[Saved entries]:

# # #

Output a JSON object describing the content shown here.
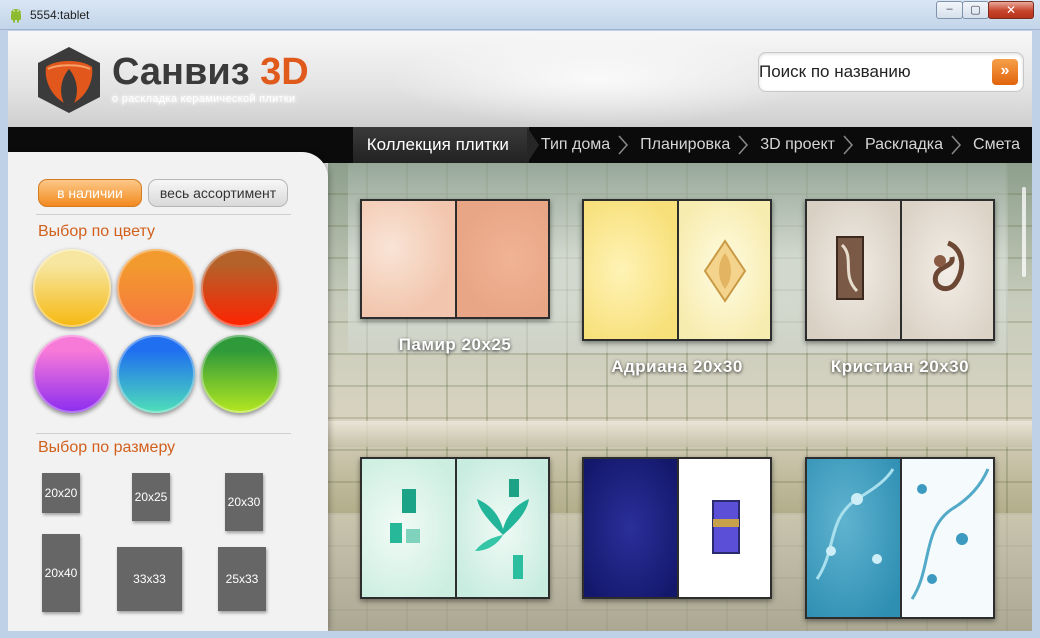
{
  "window": {
    "title": "5554:tablet",
    "min_glyph": "–",
    "max_glyph": "▢",
    "close_glyph": "✕"
  },
  "brand": {
    "name": "Санвиз",
    "suffix": "3D",
    "tagline": "о раскладка керамической плитки"
  },
  "search": {
    "placeholder": "Поиск по названию",
    "button_glyph": "»"
  },
  "nav": {
    "steps": [
      {
        "label": "Коллекция плитки",
        "active": true
      },
      {
        "label": "Тип дома",
        "active": false
      },
      {
        "label": "Планировка",
        "active": false
      },
      {
        "label": "3D проект",
        "active": false
      },
      {
        "label": "Раскладка",
        "active": false
      },
      {
        "label": "Смета",
        "active": false
      }
    ]
  },
  "filters": {
    "in_stock_label": "в наличии",
    "all_label": "весь ассортимент",
    "color_title": "Выбор по цвету",
    "size_title": "Выбор по размеру",
    "colors": [
      {
        "name": "yellow",
        "top": "#f7e6a0",
        "bottom": "#f5b80e"
      },
      {
        "name": "orange",
        "top": "#f29a2e",
        "bottom": "#f7763f"
      },
      {
        "name": "red",
        "top": "#b5612a",
        "bottom": "#ff2200"
      },
      {
        "name": "magenta",
        "top": "#f77ad8",
        "bottom": "#8b2cf0"
      },
      {
        "name": "blue-cyan",
        "top": "#1f6ff0",
        "bottom": "#4fe0b8"
      },
      {
        "name": "green",
        "top": "#2f9a3a",
        "bottom": "#b5e820"
      }
    ],
    "sizes": [
      "20x20",
      "20x25",
      "20x30",
      "20x40",
      "33x33",
      "25x33"
    ]
  },
  "tiles": [
    {
      "name": "Памир  20x25"
    },
    {
      "name": "Адриана  20x30"
    },
    {
      "name": "Кристиан  20x30"
    },
    {
      "name": ""
    },
    {
      "name": ""
    },
    {
      "name": ""
    }
  ]
}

# # #

[TASK BRIEF]:
For each line of the entries that includes "Выбор", show that line.

[ANSWER FOR THIS EXERCISE]:
    "color_title": "Выбор по цвету",
    "size_title": "Выбор по размеру",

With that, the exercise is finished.